▶ _Data shown_:
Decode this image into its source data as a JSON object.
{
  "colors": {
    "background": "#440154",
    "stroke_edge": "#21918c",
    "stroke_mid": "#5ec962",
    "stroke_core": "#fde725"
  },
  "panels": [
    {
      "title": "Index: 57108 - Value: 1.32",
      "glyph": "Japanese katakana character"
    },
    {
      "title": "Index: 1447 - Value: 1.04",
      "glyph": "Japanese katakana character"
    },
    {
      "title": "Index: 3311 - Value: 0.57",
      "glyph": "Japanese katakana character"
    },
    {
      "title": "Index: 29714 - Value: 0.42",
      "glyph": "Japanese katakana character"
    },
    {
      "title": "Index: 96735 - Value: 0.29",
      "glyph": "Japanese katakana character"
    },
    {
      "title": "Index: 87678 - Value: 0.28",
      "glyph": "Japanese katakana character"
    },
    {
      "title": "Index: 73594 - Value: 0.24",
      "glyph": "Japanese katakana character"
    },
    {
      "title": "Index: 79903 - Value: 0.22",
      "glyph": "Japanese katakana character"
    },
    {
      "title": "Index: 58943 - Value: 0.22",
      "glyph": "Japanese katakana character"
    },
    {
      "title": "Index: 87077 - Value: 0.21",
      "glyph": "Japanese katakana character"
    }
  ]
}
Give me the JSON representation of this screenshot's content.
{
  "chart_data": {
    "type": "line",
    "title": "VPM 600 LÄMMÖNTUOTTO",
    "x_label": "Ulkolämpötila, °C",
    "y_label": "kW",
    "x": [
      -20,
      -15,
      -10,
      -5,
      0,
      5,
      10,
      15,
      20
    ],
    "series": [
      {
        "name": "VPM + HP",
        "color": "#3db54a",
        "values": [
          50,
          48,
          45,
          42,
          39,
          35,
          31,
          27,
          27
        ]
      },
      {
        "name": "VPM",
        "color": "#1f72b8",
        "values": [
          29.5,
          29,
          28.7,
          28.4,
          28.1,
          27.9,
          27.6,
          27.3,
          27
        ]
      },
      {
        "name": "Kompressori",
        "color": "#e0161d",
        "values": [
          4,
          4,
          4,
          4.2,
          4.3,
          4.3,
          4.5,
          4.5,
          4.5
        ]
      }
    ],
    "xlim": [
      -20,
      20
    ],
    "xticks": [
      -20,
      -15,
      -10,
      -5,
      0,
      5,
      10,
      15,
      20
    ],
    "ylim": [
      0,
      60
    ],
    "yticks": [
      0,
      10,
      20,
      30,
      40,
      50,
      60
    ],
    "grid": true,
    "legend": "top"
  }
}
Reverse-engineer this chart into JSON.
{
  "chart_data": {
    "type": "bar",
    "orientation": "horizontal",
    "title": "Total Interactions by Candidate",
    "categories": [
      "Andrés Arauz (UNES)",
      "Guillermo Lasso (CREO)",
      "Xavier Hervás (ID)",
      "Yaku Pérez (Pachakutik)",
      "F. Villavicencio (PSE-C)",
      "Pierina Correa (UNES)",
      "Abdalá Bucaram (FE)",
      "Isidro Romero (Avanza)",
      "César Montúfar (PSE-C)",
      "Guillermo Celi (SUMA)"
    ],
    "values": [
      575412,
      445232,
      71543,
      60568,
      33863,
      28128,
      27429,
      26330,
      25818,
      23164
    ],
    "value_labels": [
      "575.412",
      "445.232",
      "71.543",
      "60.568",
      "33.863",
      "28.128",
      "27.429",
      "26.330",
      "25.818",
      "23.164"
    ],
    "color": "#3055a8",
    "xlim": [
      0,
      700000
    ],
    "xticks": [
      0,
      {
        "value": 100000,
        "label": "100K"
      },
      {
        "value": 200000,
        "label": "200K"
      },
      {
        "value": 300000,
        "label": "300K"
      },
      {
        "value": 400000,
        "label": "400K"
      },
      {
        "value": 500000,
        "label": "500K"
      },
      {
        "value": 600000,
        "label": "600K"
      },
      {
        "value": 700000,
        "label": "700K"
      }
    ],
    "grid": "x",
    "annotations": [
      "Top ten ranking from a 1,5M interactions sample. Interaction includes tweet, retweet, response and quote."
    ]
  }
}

▶ _Given exercise_:
Show the data once more, exactly as it was written.

▶ _Reply_:
Decode this image into its source data as a JSON object.
{
  "colors": {
    "background": "#440154",
    "stroke_edge": "#21918c",
    "stroke_mid": "#5ec962",
    "stroke_core": "#fde725"
  },
  "panels": [
    {
      "title": "Index: 57108 - Value: 1.32",
      "glyph": "Japanese katakana character"
    },
    {
      "title": "Index: 1447 - Value: 1.04",
      "glyph": "Japanese katakana character"
    },
    {
      "title": "Index: 3311 - Value: 0.57",
      "glyph": "Japanese katakana character"
    },
    {
      "title": "Index: 29714 - Value: 0.42",
      "glyph": "Japanese katakana character"
    },
    {
      "title": "Index: 96735 - Value: 0.29",
      "glyph": "Japanese katakana character"
    },
    {
      "title": "Index: 87678 - Value: 0.28",
      "glyph": "Japanese katakana character"
    },
    {
      "title": "Index: 73594 - Value: 0.24",
      "glyph": "Japanese katakana character"
    },
    {
      "title": "Index: 79903 - Value: 0.22",
      "glyph": "Japanese katakana character"
    },
    {
      "title": "Index: 58943 - Value: 0.22",
      "glyph": "Japanese katakana character"
    },
    {
      "title": "Index: 87077 - Value: 0.21",
      "glyph": "Japanese katakana character"
    }
  ]
}
Give me the JSON representation of this screenshot's content.
{
  "chart_data": {
    "type": "line",
    "title": "VPM 600 LÄMMÖNTUOTTO",
    "x_label": "Ulkolämpötila, °C",
    "y_label": "kW",
    "x": [
      -20,
      -15,
      -10,
      -5,
      0,
      5,
      10,
      15,
      20
    ],
    "series": [
      {
        "name": "VPM + HP",
        "color": "#3db54a",
        "values": [
          50,
          48,
          45,
          42,
          39,
          35,
          31,
          27,
          27
        ]
      },
      {
        "name": "VPM",
        "color": "#1f72b8",
        "values": [
          29.5,
          29,
          28.7,
          28.4,
          28.1,
          27.9,
          27.6,
          27.3,
          27
        ]
      },
      {
        "name": "Kompressori",
        "color": "#e0161d",
        "values": [
          4,
          4,
          4,
          4.2,
          4.3,
          4.3,
          4.5,
          4.5,
          4.5
        ]
      }
    ],
    "xlim": [
      -20,
      20
    ],
    "xticks": [
      -20,
      -15,
      -10,
      -5,
      0,
      5,
      10,
      15,
      20
    ],
    "ylim": [
      0,
      60
    ],
    "yticks": [
      0,
      10,
      20,
      30,
      40,
      50,
      60
    ],
    "grid": true,
    "legend": "top"
  }
}
Reverse-engineer this chart into JSON.
{
  "chart_data": {
    "type": "bar",
    "orientation": "horizontal",
    "title": "Total Interactions by Candidate",
    "categories": [
      "Andrés Arauz (UNES)",
      "Guillermo Lasso (CREO)",
      "Xavier Hervás (ID)",
      "Yaku Pérez (Pachakutik)",
      "F. Villavicencio (PSE-C)",
      "Pierina Correa (UNES)",
      "Abdalá Bucaram (FE)",
      "Isidro Romero (Avanza)",
      "César Montúfar (PSE-C)",
      "Guillermo Celi (SUMA)"
    ],
    "values": [
      575412,
      445232,
      71543,
      60568,
      33863,
      28128,
      27429,
      26330,
      25818,
      23164
    ],
    "value_labels": [
      "575.412",
      "445.232",
      "71.543",
      "60.568",
      "33.863",
      "28.128",
      "27.429",
      "26.330",
      "25.818",
      "23.164"
    ],
    "color": "#3055a8",
    "xlim": [
      0,
      700000
    ],
    "xticks": [
      0,
      {
        "value": 100000,
        "label": "100K"
      },
      {
        "value": 200000,
        "label": "200K"
      },
      {
        "value": 300000,
        "label": "300K"
      },
      {
        "value": 400000,
        "label": "400K"
      },
      {
        "value": 500000,
        "label": "500K"
      },
      {
        "value": 600000,
        "label": "600K"
      },
      {
        "value": 700000,
        "label": "700K"
      }
    ],
    "grid": "x",
    "annotations": [
      "Top ten ranking from a 1,5M interactions sample. Interaction includes tweet, retweet, response and quote."
    ]
  }
}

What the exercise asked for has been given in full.